### Problem statement
Write the material out again in full, exactly.

## BEGIN Task data

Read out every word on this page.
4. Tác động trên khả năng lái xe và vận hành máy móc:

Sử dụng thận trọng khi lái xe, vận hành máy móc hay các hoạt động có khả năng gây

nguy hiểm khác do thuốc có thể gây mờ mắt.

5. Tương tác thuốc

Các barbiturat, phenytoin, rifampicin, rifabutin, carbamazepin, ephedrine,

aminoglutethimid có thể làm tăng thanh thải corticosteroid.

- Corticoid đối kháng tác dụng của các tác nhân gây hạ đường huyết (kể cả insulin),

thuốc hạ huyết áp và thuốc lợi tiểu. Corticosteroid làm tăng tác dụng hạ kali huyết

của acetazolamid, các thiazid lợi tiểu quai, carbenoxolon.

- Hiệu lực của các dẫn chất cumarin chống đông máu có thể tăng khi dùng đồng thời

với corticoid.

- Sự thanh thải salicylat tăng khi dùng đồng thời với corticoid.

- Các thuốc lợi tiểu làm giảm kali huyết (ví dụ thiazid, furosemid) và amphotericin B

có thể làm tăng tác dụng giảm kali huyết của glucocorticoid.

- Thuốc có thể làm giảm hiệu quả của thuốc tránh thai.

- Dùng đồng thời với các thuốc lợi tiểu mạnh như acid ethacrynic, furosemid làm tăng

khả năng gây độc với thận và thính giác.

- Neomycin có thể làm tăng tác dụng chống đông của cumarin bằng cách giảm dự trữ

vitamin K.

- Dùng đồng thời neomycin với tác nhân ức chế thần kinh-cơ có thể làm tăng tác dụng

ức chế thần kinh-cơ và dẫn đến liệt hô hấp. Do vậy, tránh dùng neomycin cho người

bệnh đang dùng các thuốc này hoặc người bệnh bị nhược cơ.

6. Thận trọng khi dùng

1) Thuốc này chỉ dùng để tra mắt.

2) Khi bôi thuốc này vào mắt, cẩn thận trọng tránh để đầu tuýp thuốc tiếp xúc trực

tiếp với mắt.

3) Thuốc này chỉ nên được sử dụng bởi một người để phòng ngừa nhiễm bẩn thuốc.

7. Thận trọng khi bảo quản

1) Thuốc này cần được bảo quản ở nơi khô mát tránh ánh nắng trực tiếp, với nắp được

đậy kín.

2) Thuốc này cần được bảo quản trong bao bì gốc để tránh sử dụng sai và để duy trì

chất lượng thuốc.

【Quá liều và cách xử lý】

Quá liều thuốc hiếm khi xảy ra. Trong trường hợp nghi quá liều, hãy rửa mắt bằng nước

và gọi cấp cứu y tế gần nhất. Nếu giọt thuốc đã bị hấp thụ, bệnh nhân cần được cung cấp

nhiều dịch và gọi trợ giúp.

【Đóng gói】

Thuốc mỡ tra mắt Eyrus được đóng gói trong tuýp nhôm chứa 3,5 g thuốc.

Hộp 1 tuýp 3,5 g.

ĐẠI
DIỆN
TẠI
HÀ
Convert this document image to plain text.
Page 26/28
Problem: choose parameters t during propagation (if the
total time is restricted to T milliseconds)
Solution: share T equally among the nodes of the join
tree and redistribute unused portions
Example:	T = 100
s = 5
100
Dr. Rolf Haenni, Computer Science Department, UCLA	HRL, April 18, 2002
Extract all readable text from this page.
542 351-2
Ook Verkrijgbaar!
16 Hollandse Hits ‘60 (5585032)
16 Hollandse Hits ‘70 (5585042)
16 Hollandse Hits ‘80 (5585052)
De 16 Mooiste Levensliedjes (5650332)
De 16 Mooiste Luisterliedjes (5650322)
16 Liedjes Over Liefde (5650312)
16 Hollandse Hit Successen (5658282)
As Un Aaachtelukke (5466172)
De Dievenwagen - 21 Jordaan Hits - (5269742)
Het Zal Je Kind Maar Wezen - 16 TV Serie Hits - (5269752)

## END Task data

### Task result
Read out every word on this page.
4. Tác động trên khả năng lái xe và vận hành máy móc:

Sử dụng thận trọng khi lái xe, vận hành máy móc hay các hoạt động có khả năng gây

nguy hiểm khác do thuốc có thể gây mờ mắt.

5. Tương tác thuốc

Các barbiturat, phenytoin, rifampicin, rifabutin, carbamazepin, ephedrine,

aminoglutethimid có thể làm tăng thanh thải corticosteroid.

- Corticoid đối kháng tác dụng của các tác nhân gây hạ đường huyết (kể cả insulin),

thuốc hạ huyết áp và thuốc lợi tiểu. Corticosteroid làm tăng tác dụng hạ kali huyết

của acetazolamid, các thiazid lợi tiểu quai, carbenoxolon.

- Hiệu lực của các dẫn chất cumarin chống đông máu có thể tăng khi dùng đồng thời

với corticoid.

- Sự thanh thải salicylat tăng khi dùng đồng thời với corticoid.

- Các thuốc lợi tiểu làm giảm kali huyết (ví dụ thiazid, furosemid) và amphotericin B

có thể làm tăng tác dụng giảm kali huyết của glucocorticoid.

- Thuốc có thể làm giảm hiệu quả của thuốc tránh thai.

- Dùng đồng thời với các thuốc lợi tiểu mạnh như acid ethacrynic, furosemid làm tăng

khả năng gây độc với thận và thính giác.

- Neomycin có thể làm tăng tác dụng chống đông của cumarin bằng cách giảm dự trữ

vitamin K.

- Dùng đồng thời neomycin với tác nhân ức chế thần kinh-cơ có thể làm tăng tác dụng

ức chế thần kinh-cơ và dẫn đến liệt hô hấp. Do vậy, tránh dùng neomycin cho người

bệnh đang dùng các thuốc này hoặc người bệnh bị nhược cơ.

6. Thận trọng khi dùng

1) Thuốc này chỉ dùng để tra mắt.

2) Khi bôi thuốc này vào mắt, cẩn thận trọng tránh để đầu tuýp thuốc tiếp xúc trực

tiếp với mắt.

3) Thuốc này chỉ nên được sử dụng bởi một người để phòng ngừa nhiễm bẩn thuốc.

7. Thận trọng khi bảo quản

1) Thuốc này cần được bảo quản ở nơi khô mát tránh ánh nắng trực tiếp, với nắp được

đậy kín.

2) Thuốc này cần được bảo quản trong bao bì gốc để tránh sử dụng sai và để duy trì

chất lượng thuốc.

【Quá liều và cách xử lý】

Quá liều thuốc hiếm khi xảy ra. Trong trường hợp nghi quá liều, hãy rửa mắt bằng nước

và gọi cấp cứu y tế gần nhất. Nếu giọt thuốc đã bị hấp thụ, bệnh nhân cần được cung cấp

nhiều dịch và gọi trợ giúp.

【Đóng gói】

Thuốc mỡ tra mắt Eyrus được đóng gói trong tuýp nhôm chứa 3,5 g thuốc.

Hộp 1 tuýp 3,5 g.

ĐẠI
DIỆN
TẠI
HÀ
Convert this document image to plain text.
Page 26/28
Problem: choose parameters t during propagation (if the
total time is restricted to T milliseconds)
Solution: share T equally among the nodes of the join
tree and redistribute unused portions
Example:	T = 100
s = 5
100
Dr. Rolf Haenni, Computer Science Department, UCLA	HRL, April 18, 2002
Extract all readable text from this page.
542 351-2
Ook Verkrijgbaar!
16 Hollandse Hits ‘60 (5585032)
16 Hollandse Hits ‘70 (5585042)
16 Hollandse Hits ‘80 (5585052)
De 16 Mooiste Levensliedjes (5650332)
De 16 Mooiste Luisterliedjes (5650322)
16 Liedjes Over Liefde (5650312)
16 Hollandse Hit Successen (5658282)
As Un Aaachtelukke (5466172)
De Dievenwagen - 21 Jordaan Hits - (5269742)
Het Zal Je Kind Maar Wezen - 16 TV Serie Hits - (5269752)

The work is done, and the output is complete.